Exercise goal:
In the records below, replace every "loop-checkbox" with "repeat-checkbox" and leave everything else unchanged. Leave out the pictures.

[begin Dataset entries]

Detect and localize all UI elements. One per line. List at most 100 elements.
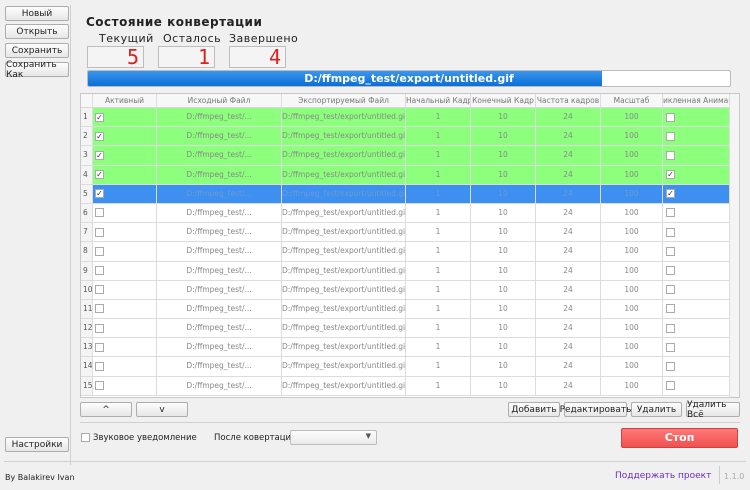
loop-checkbox[interactable]	[666, 227, 675, 237]
loop-checkbox[interactable]	[666, 266, 675, 275]
loop-checkbox[interactable]	[666, 381, 675, 391]
active-checkbox[interactable]: ✓	[95, 189, 104, 199]
active-cell[interactable]	[93, 319, 157, 338]
column-header[interactable]: Начальный Кадр	[406, 94, 471, 107]
active-checkbox[interactable]: ✓	[95, 150, 104, 160]
active-cell[interactable]: ✓	[93, 165, 157, 184]
active-cell[interactable]: ✓	[93, 108, 157, 127]
active-cell[interactable]	[93, 338, 157, 357]
loop-cell[interactable]	[663, 261, 731, 280]
sound-checkbox[interactable]	[81, 433, 90, 442]
active-cell[interactable]: ✓	[93, 146, 157, 165]
table-row[interactable]: 4 ✓ D:/ffmpeg_test/... D:/ffmpeg_test/ex…	[81, 165, 739, 185]
loop-cell[interactable]	[663, 357, 731, 376]
stop-button[interactable]: Стоп	[621, 428, 738, 448]
active-checkbox[interactable]	[95, 323, 104, 333]
active-cell[interactable]	[93, 357, 157, 376]
open-button[interactable]: Открыть	[5, 24, 69, 39]
table-row[interactable]: 1 ✓ D:/ffmpeg_test/... D:/ffmpeg_test/ex…	[81, 108, 739, 128]
move-up-button[interactable]: ^	[80, 402, 132, 417]
table-row[interactable]: 5 ✓ D:/ffmpeg_test/... D:/ffmpeg_test/ex…	[81, 184, 739, 204]
active-cell[interactable]	[93, 376, 157, 395]
edit-button[interactable]: Редактировать	[560, 402, 631, 417]
table-row[interactable]: 2 ✓ D:/ffmpeg_test/... D:/ffmpeg_test/ex…	[81, 127, 739, 147]
add-button[interactable]: Добавить	[508, 402, 560, 417]
move-down-button[interactable]: v	[136, 402, 188, 417]
table-row[interactable]: 7 D:/ffmpeg_test/... D:/ffmpeg_test/expo…	[81, 223, 739, 243]
column-header[interactable]: Масштаб	[601, 94, 663, 107]
support-link[interactable]: Поддержать проект	[615, 471, 711, 481]
column-header[interactable]: Активный	[93, 94, 157, 107]
active-checkbox[interactable]	[95, 381, 104, 391]
active-checkbox[interactable]	[95, 246, 104, 256]
vertical-scrollbar[interactable]	[729, 94, 739, 397]
loop-checkbox[interactable]: ✓	[666, 189, 675, 199]
active-cell[interactable]	[93, 223, 157, 242]
active-checkbox[interactable]	[95, 208, 104, 218]
loop-checkbox[interactable]	[666, 323, 675, 333]
active-checkbox[interactable]	[95, 361, 104, 371]
loop-cell[interactable]	[663, 146, 731, 165]
loop-cell[interactable]	[663, 242, 731, 261]
delete-button[interactable]: Удалить	[631, 402, 682, 417]
table-row[interactable]: 6 D:/ffmpeg_test/... D:/ffmpeg_test/expo…	[81, 203, 739, 224]
column-header[interactable]: Конечный Кадр	[471, 94, 536, 107]
table-row[interactable]: 3 ✓ D:/ffmpeg_test/... D:/ffmpeg_test/ex…	[81, 146, 739, 166]
loop-cell[interactable]	[663, 338, 731, 357]
active-cell[interactable]	[93, 261, 157, 280]
loop-cell[interactable]	[663, 108, 731, 127]
loop-checkbox[interactable]	[666, 112, 675, 122]
table-row[interactable]: 14 D:/ffmpeg_test/... D:/ffmpeg_test/exp…	[81, 357, 739, 377]
loop-cell[interactable]	[663, 299, 731, 319]
active-checkbox[interactable]	[95, 266, 104, 275]
active-cell[interactable]	[93, 203, 157, 223]
table-row[interactable]: 11 D:/ffmpeg_test/... D:/ffmpeg_test/exp…	[81, 299, 739, 320]
column-header[interactable]: икленная Анимац	[663, 94, 731, 107]
table-row[interactable]: 13 D:/ffmpeg_test/... D:/ffmpeg_test/exp…	[81, 338, 739, 358]
table-row[interactable]: 12 D:/ffmpeg_test/... D:/ffmpeg_test/exp…	[81, 319, 739, 339]
loop-cell[interactable]: ✓	[663, 165, 731, 184]
loop-cell[interactable]	[663, 127, 731, 146]
after-conversion-select[interactable]: ▼	[290, 430, 377, 445]
save-as-button[interactable]: Сохранить Как	[5, 60, 69, 80]
loop-checkbox[interactable]	[666, 361, 675, 371]
loop-cell[interactable]	[663, 223, 731, 242]
active-cell[interactable]	[93, 280, 157, 299]
loop-cell[interactable]: ✓	[663, 184, 731, 203]
save-button[interactable]: Сохранить	[5, 43, 69, 58]
active-checkbox[interactable]: ✓	[95, 131, 104, 141]
active-checkbox[interactable]	[95, 304, 104, 314]
table-row[interactable]: 8 D:/ffmpeg_test/... D:/ffmpeg_test/expo…	[81, 242, 739, 262]
table-row[interactable]: 10 D:/ffmpeg_test/... D:/ffmpeg_test/exp…	[81, 280, 739, 300]
table-row[interactable]: 9 D:/ffmpeg_test/... D:/ffmpeg_test/expo…	[81, 261, 739, 281]
active-checkbox[interactable]	[95, 285, 104, 295]
active-checkbox[interactable]: ✓	[95, 112, 104, 122]
table-row[interactable]: 15 D:/ffmpeg_test/... D:/ffmpeg_test/exp…	[81, 376, 739, 396]
active-checkbox[interactable]	[95, 227, 104, 237]
loop-cell[interactable]	[663, 319, 731, 338]
active-cell[interactable]: ✓	[93, 127, 157, 146]
new-button[interactable]: Новый	[5, 6, 69, 21]
column-header[interactable]: Исходный Файл	[157, 94, 282, 107]
loop-checkbox[interactable]	[666, 246, 675, 256]
active-cell[interactable]: ✓	[93, 184, 157, 203]
loop-checkbox[interactable]	[666, 304, 675, 314]
loop-checkbox[interactable]	[666, 131, 675, 141]
loop-checkbox[interactable]	[666, 342, 675, 352]
loop-cell[interactable]	[663, 376, 731, 395]
loop-cell[interactable]	[663, 280, 731, 299]
settings-button[interactable]: Настройки	[5, 437, 69, 452]
column-header[interactable]: Экспортируемый Файл	[282, 94, 406, 107]
loop-checkbox[interactable]	[666, 285, 675, 295]
loop-cell[interactable]	[663, 203, 731, 223]
loop-checkbox[interactable]	[666, 150, 675, 160]
column-header[interactable]: Частота кадров	[536, 94, 601, 107]
loop-checkbox[interactable]	[666, 208, 675, 218]
row-number: 11	[81, 299, 93, 319]
active-cell[interactable]	[93, 242, 157, 261]
active-cell[interactable]	[93, 299, 157, 319]
loop-checkbox[interactable]: ✓	[666, 170, 675, 180]
active-checkbox[interactable]	[95, 342, 104, 352]
active-checkbox[interactable]: ✓	[95, 170, 104, 180]
delete-all-button[interactable]: Удалить Всё	[686, 400, 740, 420]
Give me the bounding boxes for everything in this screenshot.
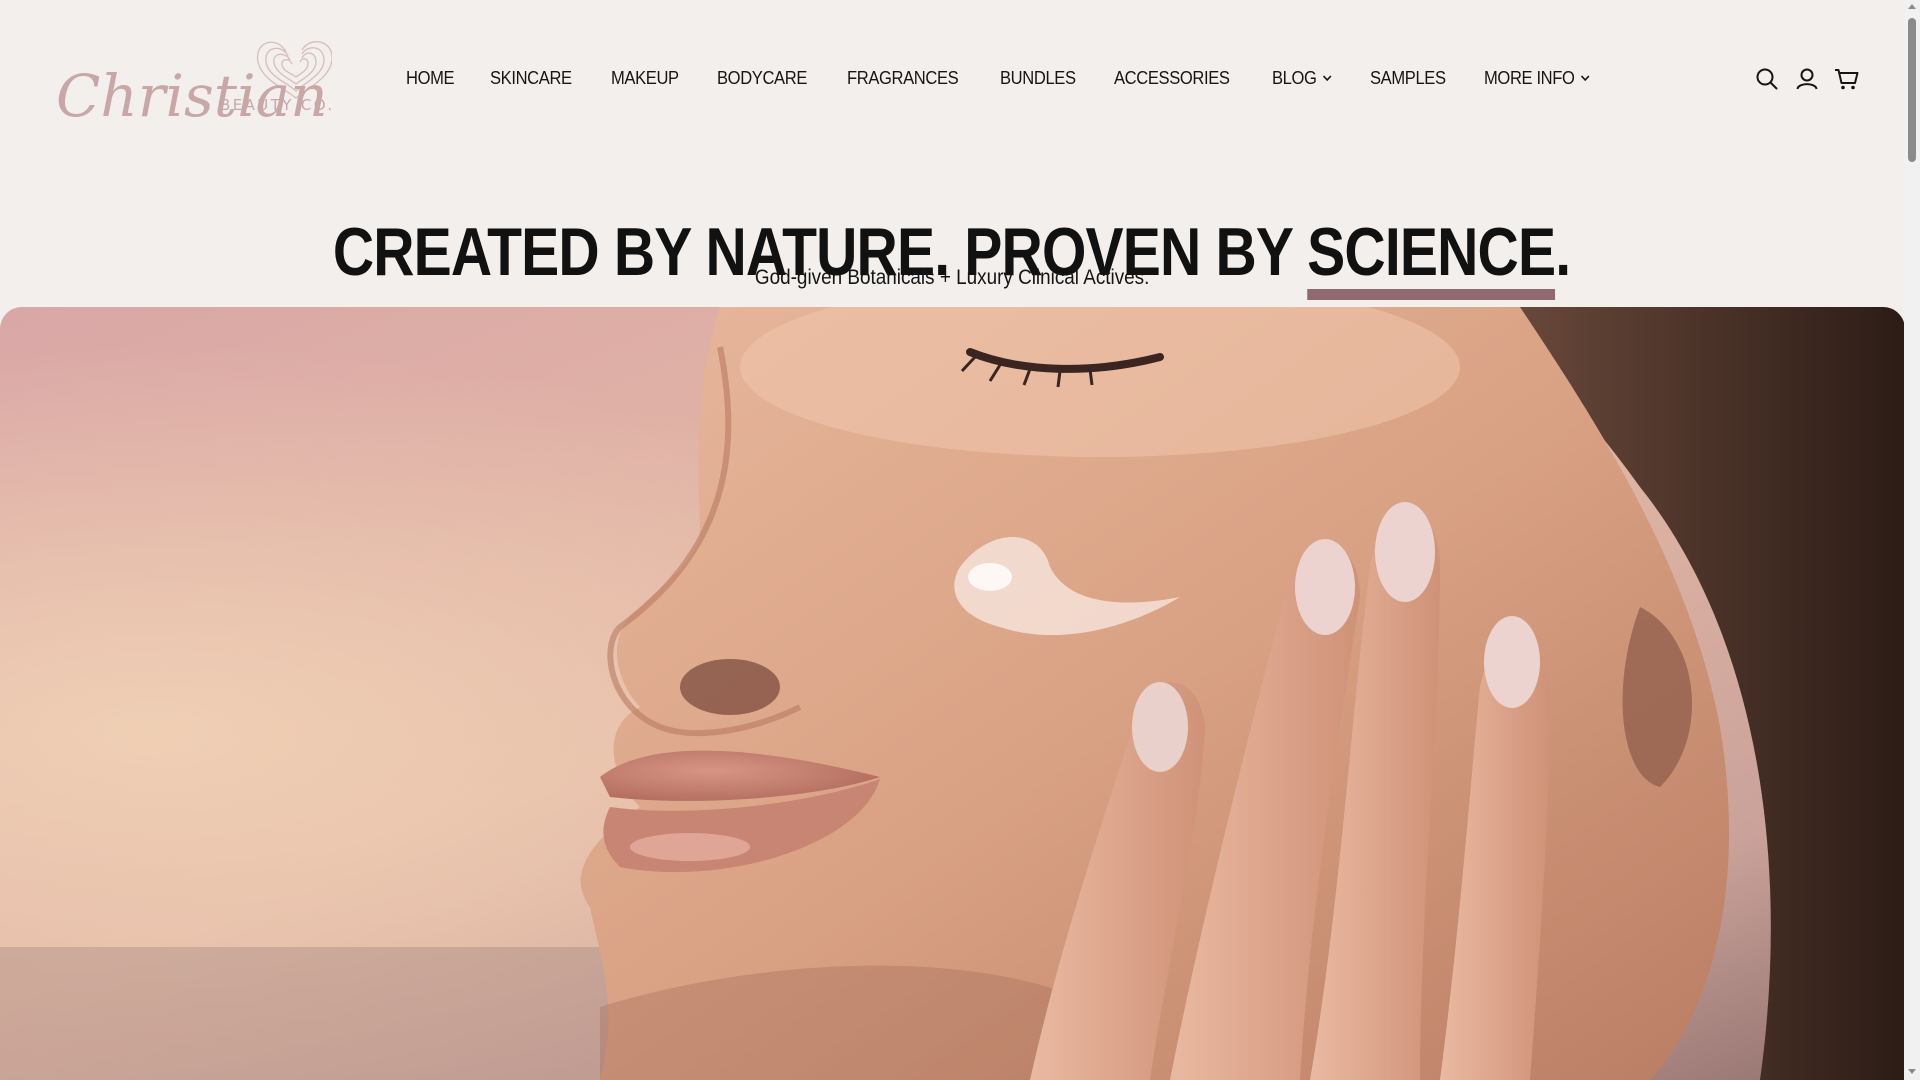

[end Dataset entries]

Response to the task:
Detect and localize all UI elements. One per line. List at most 100 elements.
repeat-checkbox[interactable]	[666, 227, 675, 237]
repeat-checkbox[interactable]	[666, 266, 675, 275]
repeat-checkbox[interactable]	[666, 381, 675, 391]
active-checkbox[interactable]: ✓	[95, 189, 104, 199]
active-cell[interactable]	[93, 319, 157, 338]
column-header[interactable]: Начальный Кадр	[406, 94, 471, 107]
active-checkbox[interactable]: ✓	[95, 150, 104, 160]
active-cell[interactable]: ✓	[93, 165, 157, 184]
active-cell[interactable]: ✓	[93, 108, 157, 127]
active-cell[interactable]	[93, 338, 157, 357]
loop-cell[interactable]	[663, 261, 731, 280]
sound-checkbox[interactable]	[81, 433, 90, 442]
active-cell[interactable]: ✓	[93, 146, 157, 165]
table-row[interactable]: 4 ✓ D:/ffmpeg_test/... D:/ffmpeg_test/ex…	[81, 165, 739, 185]
loop-cell[interactable]	[663, 357, 731, 376]
stop-button[interactable]: Стоп	[621, 428, 738, 448]
active-checkbox[interactable]	[95, 323, 104, 333]
active-cell[interactable]	[93, 357, 157, 376]
open-button[interactable]: Открыть	[5, 24, 69, 39]
table-row[interactable]: 1 ✓ D:/ffmpeg_test/... D:/ffmpeg_test/ex…	[81, 108, 739, 128]
move-up-button[interactable]: ^	[80, 402, 132, 417]
table-row[interactable]: 5 ✓ D:/ffmpeg_test/... D:/ffmpeg_test/ex…	[81, 184, 739, 204]
active-cell[interactable]	[93, 376, 157, 395]
edit-button[interactable]: Редактировать	[560, 402, 631, 417]
table-row[interactable]: 2 ✓ D:/ffmpeg_test/... D:/ffmpeg_test/ex…	[81, 127, 739, 147]
add-button[interactable]: Добавить	[508, 402, 560, 417]
move-down-button[interactable]: v	[136, 402, 188, 417]
table-row[interactable]: 7 D:/ffmpeg_test/... D:/ffmpeg_test/expo…	[81, 223, 739, 243]
column-header[interactable]: Масштаб	[601, 94, 663, 107]
support-link[interactable]: Поддержать проект	[615, 471, 711, 481]
column-header[interactable]: Активный	[93, 94, 157, 107]
active-checkbox[interactable]	[95, 381, 104, 391]
active-checkbox[interactable]	[95, 246, 104, 256]
vertical-scrollbar[interactable]	[729, 94, 739, 397]
repeat-checkbox[interactable]: ✓	[666, 189, 675, 199]
active-cell[interactable]	[93, 223, 157, 242]
active-checkbox[interactable]	[95, 208, 104, 218]
repeat-checkbox[interactable]	[666, 323, 675, 333]
active-checkbox[interactable]	[95, 361, 104, 371]
loop-cell[interactable]	[663, 146, 731, 165]
loop-cell[interactable]	[663, 242, 731, 261]
delete-button[interactable]: Удалить	[631, 402, 682, 417]
table-row[interactable]: 6 D:/ffmpeg_test/... D:/ffmpeg_test/expo…	[81, 203, 739, 224]
column-header[interactable]: Конечный Кадр	[471, 94, 536, 107]
table-row[interactable]: 3 ✓ D:/ffmpeg_test/... D:/ffmpeg_test/ex…	[81, 146, 739, 166]
loop-cell[interactable]	[663, 338, 731, 357]
active-cell[interactable]	[93, 261, 157, 280]
loop-cell[interactable]	[663, 108, 731, 127]
repeat-checkbox[interactable]	[666, 112, 675, 122]
table-row[interactable]: 14 D:/ffmpeg_test/... D:/ffmpeg_test/exp…	[81, 357, 739, 377]
loop-cell[interactable]	[663, 299, 731, 319]
active-checkbox[interactable]	[95, 266, 104, 275]
active-cell[interactable]	[93, 203, 157, 223]
table-row[interactable]: 11 D:/ffmpeg_test/... D:/ffmpeg_test/exp…	[81, 299, 739, 320]
column-header[interactable]: икленная Анимац	[663, 94, 731, 107]
table-row[interactable]: 13 D:/ffmpeg_test/... D:/ffmpeg_test/exp…	[81, 338, 739, 358]
table-row[interactable]: 12 D:/ffmpeg_test/... D:/ffmpeg_test/exp…	[81, 319, 739, 339]
loop-cell[interactable]: ✓	[663, 165, 731, 184]
loop-cell[interactable]	[663, 127, 731, 146]
after-conversion-select[interactable]: ▼	[290, 430, 377, 445]
save-as-button[interactable]: Сохранить Как	[5, 60, 69, 80]
repeat-checkbox[interactable]	[666, 361, 675, 371]
loop-cell[interactable]	[663, 223, 731, 242]
active-cell[interactable]	[93, 280, 157, 299]
loop-cell[interactable]: ✓	[663, 184, 731, 203]
save-button[interactable]: Сохранить	[5, 43, 69, 58]
active-checkbox[interactable]: ✓	[95, 131, 104, 141]
active-checkbox[interactable]	[95, 304, 104, 314]
table-row[interactable]: 8 D:/ffmpeg_test/... D:/ffmpeg_test/expo…	[81, 242, 739, 262]
table-row[interactable]: 10 D:/ffmpeg_test/... D:/ffmpeg_test/exp…	[81, 280, 739, 300]
table-row[interactable]: 9 D:/ffmpeg_test/... D:/ffmpeg_test/expo…	[81, 261, 739, 281]
active-checkbox[interactable]	[95, 285, 104, 295]
active-checkbox[interactable]: ✓	[95, 112, 104, 122]
table-row[interactable]: 15 D:/ffmpeg_test/... D:/ffmpeg_test/exp…	[81, 376, 739, 396]
active-checkbox[interactable]	[95, 227, 104, 237]
loop-cell[interactable]	[663, 319, 731, 338]
active-cell[interactable]: ✓	[93, 127, 157, 146]
new-button[interactable]: Новый	[5, 6, 69, 21]
column-header[interactable]: Исходный Файл	[157, 94, 282, 107]
repeat-checkbox[interactable]	[666, 246, 675, 256]
active-cell[interactable]: ✓	[93, 184, 157, 203]
repeat-checkbox[interactable]	[666, 304, 675, 314]
repeat-checkbox[interactable]	[666, 131, 675, 141]
repeat-checkbox[interactable]	[666, 342, 675, 352]
loop-cell[interactable]	[663, 376, 731, 395]
loop-cell[interactable]	[663, 280, 731, 299]
settings-button[interactable]: Настройки	[5, 437, 69, 452]
column-header[interactable]: Экспортируемый Файл	[282, 94, 406, 107]
repeat-checkbox[interactable]	[666, 285, 675, 295]
loop-cell[interactable]	[663, 203, 731, 223]
repeat-checkbox[interactable]	[666, 150, 675, 160]
column-header[interactable]: Частота кадров	[536, 94, 601, 107]
repeat-checkbox[interactable]	[666, 208, 675, 218]
row-number: 11	[81, 299, 93, 319]
active-cell[interactable]	[93, 242, 157, 261]
active-cell[interactable]	[93, 299, 157, 319]
repeat-checkbox[interactable]: ✓	[666, 170, 675, 180]
active-checkbox[interactable]	[95, 342, 104, 352]
active-checkbox[interactable]: ✓	[95, 170, 104, 180]
delete-all-button[interactable]: Удалить Всё	[686, 400, 740, 420]
Give me the bounding boxes for everything in this screenshot.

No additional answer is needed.